-- SUPPLIED DATA --
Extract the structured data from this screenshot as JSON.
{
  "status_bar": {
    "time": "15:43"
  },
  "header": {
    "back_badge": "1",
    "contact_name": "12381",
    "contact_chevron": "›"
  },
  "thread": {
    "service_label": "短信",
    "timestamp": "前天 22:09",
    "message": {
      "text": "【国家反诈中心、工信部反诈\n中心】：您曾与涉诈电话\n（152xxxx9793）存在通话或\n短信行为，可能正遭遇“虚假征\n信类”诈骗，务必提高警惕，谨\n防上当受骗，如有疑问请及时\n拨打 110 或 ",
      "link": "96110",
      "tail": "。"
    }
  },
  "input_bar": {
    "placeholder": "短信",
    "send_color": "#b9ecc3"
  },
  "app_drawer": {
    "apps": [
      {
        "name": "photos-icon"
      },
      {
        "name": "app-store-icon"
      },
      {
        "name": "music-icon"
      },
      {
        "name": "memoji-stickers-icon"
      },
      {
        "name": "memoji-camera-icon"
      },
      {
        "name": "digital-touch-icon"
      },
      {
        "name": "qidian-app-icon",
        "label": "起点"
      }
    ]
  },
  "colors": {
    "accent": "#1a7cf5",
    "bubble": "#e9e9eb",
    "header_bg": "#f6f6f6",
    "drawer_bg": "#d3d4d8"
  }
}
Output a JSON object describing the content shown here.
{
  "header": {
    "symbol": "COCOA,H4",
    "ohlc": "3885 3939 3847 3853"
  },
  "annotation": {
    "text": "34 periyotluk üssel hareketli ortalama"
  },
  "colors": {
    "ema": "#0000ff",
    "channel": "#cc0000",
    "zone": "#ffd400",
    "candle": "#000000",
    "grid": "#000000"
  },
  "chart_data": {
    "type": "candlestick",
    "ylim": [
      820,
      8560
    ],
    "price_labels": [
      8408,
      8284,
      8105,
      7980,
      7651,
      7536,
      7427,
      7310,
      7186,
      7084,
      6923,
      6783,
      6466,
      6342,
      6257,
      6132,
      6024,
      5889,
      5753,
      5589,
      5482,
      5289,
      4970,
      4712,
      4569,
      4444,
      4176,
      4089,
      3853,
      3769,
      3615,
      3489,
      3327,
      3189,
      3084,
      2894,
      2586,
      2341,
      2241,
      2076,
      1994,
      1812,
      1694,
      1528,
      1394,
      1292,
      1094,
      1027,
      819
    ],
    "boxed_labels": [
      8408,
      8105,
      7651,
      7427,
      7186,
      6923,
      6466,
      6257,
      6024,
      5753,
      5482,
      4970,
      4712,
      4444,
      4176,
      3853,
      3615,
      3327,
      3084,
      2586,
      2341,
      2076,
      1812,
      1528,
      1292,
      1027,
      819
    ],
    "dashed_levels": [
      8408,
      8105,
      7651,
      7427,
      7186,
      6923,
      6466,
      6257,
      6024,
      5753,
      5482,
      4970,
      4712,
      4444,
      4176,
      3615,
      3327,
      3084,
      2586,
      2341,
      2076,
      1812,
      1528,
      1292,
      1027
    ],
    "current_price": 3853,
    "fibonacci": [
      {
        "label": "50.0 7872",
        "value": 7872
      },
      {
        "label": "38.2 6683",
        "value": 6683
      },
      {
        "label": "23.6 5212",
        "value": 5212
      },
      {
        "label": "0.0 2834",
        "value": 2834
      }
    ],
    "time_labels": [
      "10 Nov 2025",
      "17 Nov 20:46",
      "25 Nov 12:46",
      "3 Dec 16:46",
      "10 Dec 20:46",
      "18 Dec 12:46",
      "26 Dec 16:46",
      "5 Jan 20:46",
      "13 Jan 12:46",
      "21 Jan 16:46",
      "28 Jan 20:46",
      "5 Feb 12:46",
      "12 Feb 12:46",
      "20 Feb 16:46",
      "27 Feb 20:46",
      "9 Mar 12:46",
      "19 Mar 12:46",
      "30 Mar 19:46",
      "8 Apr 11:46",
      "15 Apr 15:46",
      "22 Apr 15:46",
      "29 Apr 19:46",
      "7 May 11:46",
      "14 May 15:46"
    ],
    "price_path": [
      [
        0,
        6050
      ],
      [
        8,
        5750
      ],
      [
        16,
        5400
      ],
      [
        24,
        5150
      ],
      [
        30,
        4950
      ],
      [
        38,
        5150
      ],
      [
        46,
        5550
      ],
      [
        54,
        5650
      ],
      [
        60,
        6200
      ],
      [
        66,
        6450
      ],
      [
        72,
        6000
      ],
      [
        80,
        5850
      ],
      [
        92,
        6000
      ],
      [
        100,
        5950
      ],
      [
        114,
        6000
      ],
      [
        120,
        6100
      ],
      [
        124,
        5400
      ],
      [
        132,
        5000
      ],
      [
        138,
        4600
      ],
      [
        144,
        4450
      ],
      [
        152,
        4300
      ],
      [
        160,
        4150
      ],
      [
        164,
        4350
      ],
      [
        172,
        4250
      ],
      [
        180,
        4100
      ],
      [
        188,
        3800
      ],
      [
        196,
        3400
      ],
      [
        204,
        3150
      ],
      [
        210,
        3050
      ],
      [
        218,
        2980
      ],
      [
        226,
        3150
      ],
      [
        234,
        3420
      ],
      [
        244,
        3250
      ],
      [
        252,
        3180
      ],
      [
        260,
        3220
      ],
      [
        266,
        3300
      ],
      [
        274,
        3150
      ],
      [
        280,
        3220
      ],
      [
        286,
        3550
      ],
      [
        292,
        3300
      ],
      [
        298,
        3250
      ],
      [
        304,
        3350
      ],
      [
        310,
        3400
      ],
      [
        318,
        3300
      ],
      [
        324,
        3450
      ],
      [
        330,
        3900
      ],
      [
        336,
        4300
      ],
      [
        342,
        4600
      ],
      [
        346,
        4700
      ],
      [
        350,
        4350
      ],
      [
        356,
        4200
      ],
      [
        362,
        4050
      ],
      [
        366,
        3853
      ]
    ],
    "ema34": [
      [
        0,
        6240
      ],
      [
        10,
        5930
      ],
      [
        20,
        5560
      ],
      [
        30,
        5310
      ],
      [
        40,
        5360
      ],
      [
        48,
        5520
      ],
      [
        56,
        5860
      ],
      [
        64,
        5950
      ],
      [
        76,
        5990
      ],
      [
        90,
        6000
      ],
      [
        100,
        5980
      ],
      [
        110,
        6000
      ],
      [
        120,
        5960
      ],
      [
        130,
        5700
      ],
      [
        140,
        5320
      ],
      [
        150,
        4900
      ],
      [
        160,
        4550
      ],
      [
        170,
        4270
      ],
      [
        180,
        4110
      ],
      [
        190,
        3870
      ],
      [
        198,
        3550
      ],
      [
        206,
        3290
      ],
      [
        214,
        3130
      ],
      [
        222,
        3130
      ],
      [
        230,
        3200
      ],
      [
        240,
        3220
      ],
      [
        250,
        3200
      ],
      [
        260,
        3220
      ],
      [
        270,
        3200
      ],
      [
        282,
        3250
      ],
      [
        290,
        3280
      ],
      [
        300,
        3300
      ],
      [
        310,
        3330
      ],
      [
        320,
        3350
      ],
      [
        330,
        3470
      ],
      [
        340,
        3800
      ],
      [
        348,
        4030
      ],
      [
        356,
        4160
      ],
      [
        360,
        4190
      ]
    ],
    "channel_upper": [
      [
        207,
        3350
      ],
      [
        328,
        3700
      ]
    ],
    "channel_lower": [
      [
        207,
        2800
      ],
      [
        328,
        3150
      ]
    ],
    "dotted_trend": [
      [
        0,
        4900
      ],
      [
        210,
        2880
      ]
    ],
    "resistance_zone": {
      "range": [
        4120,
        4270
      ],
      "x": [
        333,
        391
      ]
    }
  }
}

-- TASK PROMPT --
Gather each line in the entries above where the string "JSON" is found.

-- EXPECTED OUTPUT --
Extract the structured data from this screenshot as JSON.
Output a JSON object describing the content shown here.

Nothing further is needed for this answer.